Objective:
In the listing below, count the lines with "Store" and report only the figure.
* START Records provided *
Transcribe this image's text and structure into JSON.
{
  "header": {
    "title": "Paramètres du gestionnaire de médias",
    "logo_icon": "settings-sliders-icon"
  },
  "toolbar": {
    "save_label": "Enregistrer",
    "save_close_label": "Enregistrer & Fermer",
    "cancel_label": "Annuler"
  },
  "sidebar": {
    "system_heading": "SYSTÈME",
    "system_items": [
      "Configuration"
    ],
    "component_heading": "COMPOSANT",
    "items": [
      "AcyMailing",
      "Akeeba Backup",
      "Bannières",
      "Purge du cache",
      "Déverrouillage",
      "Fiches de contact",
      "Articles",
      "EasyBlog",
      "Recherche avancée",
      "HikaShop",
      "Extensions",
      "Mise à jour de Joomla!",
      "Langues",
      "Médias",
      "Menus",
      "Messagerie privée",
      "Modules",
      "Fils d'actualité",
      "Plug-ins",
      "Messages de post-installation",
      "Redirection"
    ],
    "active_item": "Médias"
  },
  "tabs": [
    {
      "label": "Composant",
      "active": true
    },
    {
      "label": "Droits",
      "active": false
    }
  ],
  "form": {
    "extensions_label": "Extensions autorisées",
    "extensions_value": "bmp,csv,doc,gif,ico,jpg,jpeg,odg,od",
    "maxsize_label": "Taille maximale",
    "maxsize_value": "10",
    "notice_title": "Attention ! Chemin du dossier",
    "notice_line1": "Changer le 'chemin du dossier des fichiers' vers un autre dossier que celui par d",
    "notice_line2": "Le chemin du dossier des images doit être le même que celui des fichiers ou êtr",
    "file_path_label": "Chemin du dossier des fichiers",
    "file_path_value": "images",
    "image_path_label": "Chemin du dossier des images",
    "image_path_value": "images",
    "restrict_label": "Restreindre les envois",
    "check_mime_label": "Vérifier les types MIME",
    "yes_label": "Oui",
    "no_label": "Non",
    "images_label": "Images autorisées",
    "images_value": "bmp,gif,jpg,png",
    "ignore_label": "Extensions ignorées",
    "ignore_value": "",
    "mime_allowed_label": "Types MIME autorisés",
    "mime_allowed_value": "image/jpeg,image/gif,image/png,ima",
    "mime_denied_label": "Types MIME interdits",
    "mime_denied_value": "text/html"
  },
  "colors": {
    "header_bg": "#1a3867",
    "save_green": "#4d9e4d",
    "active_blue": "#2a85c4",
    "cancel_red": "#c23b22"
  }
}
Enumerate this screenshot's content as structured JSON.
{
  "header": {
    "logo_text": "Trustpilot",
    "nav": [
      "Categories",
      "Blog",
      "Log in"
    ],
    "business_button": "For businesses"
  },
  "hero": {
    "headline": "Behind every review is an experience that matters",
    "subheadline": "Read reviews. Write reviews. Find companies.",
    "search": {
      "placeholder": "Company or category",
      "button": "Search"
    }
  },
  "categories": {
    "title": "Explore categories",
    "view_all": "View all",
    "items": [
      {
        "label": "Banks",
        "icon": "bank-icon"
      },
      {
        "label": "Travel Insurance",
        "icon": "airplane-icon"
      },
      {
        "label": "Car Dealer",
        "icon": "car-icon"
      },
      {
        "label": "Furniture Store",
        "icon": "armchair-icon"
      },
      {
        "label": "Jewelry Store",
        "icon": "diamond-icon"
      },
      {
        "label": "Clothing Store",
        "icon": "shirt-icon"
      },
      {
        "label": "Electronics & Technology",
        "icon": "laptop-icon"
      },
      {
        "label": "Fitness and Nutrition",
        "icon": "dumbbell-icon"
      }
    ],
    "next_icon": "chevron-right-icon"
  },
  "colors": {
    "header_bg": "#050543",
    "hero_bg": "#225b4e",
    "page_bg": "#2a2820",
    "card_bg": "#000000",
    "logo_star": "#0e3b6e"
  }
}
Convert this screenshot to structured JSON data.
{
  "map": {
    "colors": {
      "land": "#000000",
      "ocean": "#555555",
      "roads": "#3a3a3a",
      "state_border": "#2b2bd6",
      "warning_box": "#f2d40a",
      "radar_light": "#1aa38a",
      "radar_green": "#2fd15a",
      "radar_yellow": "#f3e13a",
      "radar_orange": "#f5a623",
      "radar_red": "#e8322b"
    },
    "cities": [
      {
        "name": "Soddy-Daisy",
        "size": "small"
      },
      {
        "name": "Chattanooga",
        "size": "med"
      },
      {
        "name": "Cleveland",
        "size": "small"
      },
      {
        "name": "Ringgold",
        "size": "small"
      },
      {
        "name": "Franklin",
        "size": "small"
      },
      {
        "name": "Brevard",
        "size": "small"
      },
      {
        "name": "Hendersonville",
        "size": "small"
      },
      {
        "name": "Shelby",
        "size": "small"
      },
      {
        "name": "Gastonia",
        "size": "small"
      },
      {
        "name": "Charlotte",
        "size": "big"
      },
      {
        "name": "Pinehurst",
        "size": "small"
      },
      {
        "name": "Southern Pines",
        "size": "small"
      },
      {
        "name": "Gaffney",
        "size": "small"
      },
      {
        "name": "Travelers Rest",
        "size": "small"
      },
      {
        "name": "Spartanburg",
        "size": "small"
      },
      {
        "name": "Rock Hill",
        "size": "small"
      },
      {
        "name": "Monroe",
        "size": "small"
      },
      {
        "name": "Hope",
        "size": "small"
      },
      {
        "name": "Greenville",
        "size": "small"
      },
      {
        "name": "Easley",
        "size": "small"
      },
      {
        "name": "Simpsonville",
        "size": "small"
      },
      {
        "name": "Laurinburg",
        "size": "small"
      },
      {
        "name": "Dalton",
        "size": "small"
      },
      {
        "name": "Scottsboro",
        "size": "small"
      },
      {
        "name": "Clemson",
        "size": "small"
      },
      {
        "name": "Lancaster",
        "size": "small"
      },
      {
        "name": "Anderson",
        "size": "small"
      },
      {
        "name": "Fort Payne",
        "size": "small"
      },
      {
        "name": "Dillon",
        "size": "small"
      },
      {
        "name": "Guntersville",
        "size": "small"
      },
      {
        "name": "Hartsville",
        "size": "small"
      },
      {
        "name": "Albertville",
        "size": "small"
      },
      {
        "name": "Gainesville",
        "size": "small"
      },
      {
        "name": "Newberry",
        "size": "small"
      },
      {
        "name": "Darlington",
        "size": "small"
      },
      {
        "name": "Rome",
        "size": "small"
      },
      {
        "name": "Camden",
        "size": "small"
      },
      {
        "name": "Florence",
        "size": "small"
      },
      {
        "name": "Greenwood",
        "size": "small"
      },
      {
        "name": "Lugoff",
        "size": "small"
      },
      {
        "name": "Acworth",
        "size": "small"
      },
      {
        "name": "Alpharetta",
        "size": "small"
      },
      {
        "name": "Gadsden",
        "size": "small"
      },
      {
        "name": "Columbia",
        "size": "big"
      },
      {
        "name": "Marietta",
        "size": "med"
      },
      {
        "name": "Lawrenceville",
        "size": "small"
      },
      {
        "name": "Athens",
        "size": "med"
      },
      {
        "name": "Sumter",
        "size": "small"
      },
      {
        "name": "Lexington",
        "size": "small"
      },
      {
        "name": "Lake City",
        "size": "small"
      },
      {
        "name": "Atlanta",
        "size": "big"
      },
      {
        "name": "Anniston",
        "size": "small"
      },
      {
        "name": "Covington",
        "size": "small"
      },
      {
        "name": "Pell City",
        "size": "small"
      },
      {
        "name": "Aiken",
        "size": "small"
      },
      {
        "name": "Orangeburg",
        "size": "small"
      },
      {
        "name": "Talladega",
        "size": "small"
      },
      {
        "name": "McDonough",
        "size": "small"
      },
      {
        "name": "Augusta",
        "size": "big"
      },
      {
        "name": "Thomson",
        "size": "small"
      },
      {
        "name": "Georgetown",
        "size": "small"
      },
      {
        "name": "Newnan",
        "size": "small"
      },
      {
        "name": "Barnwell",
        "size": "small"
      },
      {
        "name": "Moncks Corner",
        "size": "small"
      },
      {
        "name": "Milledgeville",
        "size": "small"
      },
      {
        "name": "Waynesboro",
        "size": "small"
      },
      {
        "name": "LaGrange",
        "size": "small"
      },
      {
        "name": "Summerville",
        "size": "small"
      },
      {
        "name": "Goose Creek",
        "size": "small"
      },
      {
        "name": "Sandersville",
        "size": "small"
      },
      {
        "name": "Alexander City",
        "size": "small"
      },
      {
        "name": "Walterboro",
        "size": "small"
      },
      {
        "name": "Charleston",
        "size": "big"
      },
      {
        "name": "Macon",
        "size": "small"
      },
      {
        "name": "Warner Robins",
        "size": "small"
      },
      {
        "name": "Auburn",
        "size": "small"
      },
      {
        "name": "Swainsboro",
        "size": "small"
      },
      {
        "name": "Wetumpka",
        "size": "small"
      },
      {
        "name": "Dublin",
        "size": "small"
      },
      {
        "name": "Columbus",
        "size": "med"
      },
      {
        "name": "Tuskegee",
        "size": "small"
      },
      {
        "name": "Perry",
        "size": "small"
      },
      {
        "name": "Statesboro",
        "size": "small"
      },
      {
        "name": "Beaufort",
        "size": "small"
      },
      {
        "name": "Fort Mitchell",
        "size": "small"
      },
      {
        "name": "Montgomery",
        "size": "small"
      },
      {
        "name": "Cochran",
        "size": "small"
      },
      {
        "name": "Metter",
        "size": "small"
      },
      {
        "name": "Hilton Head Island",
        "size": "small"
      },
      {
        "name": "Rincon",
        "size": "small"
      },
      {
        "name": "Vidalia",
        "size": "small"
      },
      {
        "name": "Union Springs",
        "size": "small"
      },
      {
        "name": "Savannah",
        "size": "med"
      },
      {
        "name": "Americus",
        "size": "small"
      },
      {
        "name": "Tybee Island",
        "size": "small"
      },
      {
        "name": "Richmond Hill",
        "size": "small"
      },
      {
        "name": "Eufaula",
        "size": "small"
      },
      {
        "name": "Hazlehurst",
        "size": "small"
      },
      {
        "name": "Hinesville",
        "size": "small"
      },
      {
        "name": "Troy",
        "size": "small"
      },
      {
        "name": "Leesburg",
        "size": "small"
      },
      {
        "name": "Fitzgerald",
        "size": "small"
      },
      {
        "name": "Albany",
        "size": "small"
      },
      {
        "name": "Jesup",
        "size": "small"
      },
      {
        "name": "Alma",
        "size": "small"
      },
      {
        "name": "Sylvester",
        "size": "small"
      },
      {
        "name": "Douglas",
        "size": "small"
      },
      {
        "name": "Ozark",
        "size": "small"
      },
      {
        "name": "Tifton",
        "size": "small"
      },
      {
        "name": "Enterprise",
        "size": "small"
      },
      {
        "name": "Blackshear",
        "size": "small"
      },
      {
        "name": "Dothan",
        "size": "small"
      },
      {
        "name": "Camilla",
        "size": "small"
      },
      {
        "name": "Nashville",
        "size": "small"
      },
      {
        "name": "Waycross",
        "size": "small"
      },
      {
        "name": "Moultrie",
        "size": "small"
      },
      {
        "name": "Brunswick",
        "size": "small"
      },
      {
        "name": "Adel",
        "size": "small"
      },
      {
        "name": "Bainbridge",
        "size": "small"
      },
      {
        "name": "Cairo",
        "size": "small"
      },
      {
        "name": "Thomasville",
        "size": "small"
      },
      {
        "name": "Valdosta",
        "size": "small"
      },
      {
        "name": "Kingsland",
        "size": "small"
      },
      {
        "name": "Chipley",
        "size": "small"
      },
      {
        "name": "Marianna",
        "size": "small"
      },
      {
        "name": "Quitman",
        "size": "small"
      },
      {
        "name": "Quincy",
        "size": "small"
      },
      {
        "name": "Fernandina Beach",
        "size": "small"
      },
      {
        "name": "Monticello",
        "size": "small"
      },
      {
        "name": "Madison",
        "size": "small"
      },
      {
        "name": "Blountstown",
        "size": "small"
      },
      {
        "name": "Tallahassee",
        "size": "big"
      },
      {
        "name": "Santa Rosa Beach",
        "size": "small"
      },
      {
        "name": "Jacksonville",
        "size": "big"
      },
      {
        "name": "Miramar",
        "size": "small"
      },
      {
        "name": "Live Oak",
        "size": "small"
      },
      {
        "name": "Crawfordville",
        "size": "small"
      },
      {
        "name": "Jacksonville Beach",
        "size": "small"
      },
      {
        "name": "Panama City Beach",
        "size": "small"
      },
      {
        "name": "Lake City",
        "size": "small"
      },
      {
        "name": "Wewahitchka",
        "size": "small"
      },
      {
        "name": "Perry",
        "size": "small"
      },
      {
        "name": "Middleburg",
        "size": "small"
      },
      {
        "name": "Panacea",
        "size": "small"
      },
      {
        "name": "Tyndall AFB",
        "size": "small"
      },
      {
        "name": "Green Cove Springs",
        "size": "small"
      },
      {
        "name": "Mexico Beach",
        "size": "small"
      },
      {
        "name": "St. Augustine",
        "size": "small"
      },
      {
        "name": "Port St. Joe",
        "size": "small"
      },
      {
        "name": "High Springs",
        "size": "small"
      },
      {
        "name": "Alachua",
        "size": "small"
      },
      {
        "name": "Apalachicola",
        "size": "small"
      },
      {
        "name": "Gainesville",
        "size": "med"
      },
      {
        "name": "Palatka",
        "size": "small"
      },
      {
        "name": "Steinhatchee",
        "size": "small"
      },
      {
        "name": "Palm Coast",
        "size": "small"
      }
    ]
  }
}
* END Records provided *
Correct answer:
3